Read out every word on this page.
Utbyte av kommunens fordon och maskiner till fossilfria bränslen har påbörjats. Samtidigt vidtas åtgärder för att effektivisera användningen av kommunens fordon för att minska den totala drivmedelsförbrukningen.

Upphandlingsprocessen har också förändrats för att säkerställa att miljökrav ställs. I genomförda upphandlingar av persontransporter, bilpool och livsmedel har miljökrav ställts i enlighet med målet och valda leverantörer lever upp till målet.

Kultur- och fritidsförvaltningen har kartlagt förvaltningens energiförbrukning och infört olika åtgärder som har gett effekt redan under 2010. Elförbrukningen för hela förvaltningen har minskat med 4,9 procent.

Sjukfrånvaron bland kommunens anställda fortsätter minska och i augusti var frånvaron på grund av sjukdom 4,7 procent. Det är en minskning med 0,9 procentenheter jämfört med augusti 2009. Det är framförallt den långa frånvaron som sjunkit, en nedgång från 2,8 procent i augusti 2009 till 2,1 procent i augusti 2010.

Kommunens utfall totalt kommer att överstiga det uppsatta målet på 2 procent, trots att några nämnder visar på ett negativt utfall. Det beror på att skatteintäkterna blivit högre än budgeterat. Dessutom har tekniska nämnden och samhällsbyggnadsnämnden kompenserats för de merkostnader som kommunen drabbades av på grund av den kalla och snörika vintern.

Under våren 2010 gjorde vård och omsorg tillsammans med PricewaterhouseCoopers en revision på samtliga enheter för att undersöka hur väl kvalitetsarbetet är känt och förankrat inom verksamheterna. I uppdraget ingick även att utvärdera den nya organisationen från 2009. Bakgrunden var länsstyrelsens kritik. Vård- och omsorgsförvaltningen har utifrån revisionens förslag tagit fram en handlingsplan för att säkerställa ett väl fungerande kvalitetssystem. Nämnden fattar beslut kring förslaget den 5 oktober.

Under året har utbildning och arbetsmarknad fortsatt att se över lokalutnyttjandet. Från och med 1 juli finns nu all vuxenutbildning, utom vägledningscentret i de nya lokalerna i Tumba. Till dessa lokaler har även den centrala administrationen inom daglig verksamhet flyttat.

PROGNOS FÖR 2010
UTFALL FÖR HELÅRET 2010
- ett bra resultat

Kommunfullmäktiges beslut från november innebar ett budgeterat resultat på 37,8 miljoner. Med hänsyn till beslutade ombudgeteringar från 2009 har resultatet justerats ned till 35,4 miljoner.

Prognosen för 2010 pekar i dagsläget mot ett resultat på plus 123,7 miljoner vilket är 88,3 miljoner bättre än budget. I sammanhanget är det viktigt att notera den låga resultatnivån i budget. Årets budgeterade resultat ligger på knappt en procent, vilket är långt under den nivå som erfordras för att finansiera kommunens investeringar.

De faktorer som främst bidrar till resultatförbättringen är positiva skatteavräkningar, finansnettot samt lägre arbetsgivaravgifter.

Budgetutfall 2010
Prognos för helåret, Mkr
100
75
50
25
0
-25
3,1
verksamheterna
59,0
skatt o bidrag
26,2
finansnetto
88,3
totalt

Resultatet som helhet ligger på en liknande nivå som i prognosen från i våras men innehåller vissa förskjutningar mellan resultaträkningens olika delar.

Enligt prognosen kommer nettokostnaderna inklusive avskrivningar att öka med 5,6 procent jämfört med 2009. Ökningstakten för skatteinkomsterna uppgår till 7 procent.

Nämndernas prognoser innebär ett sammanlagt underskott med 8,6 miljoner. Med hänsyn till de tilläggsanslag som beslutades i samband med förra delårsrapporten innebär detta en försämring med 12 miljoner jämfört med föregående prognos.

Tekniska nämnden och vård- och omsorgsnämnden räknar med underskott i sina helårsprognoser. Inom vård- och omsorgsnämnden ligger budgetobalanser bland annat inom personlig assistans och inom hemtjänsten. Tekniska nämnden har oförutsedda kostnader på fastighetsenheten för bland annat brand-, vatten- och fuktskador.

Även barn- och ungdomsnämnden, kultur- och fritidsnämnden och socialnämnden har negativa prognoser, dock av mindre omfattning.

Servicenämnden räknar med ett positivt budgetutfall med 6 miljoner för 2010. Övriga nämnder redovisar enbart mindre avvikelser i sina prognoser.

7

*****

### WHAT THE EXERCISE ASKS
Find the lines in the records that contain the word "totalt", then copy every one of them.

### THE ANSWER
Kommunens utfall totalt kommer att överstiga det uppsatta målet på 2 procent, trots att några nämnder visar på ett negativt utfall. Det beror på att skatteintäkterna blivit högre än budgeterat. Dessutom har tekniska nämnden och samhällsbyggnadsnämnden kompenserats för de merkostnader som kommunen drabbades av på grund av den kalla och snörika vintern.
totalt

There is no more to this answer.